Dataset extract:
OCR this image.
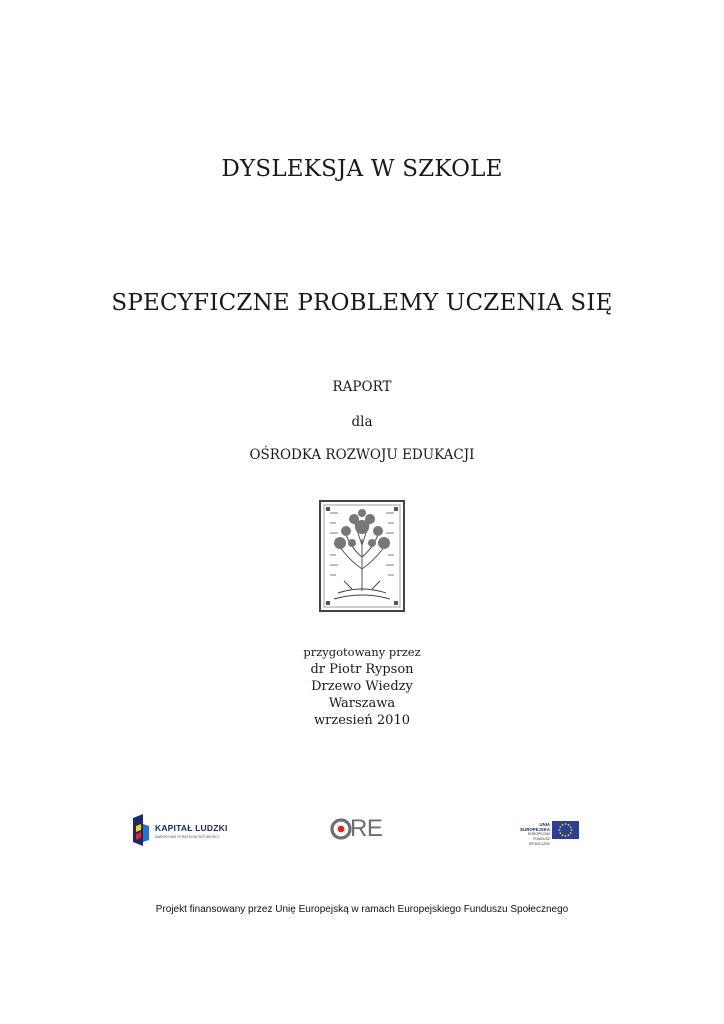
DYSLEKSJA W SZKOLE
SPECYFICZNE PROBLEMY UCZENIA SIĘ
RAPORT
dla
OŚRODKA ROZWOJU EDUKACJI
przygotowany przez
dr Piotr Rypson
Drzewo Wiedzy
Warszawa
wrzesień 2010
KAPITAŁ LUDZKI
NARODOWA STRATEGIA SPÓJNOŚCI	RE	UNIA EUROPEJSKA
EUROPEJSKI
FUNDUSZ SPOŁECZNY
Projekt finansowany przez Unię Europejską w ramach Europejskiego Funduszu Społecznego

Exercise brief: Transcribe the material exactly, and leave out whatever pictures it holds.

Task result:
OCR this image.
DYSLEKSJA W SZKOLE
SPECYFICZNE PROBLEMY UCZENIA SIĘ
RAPORT
dla
OŚRODKA ROZWOJU EDUKACJI
przygotowany przez
dr Piotr Rypson
Drzewo Wiedzy
Warszawa
wrzesień 2010
KAPITAŁ LUDZKI
NARODOWA STRATEGIA SPÓJNOŚCI	RE	UNIA EUROPEJSKA
EUROPEJSKI
FUNDUSZ SPOŁECZNY
Projekt finansowany przez Unię Europejską w ramach Europejskiego Funduszu Społecznego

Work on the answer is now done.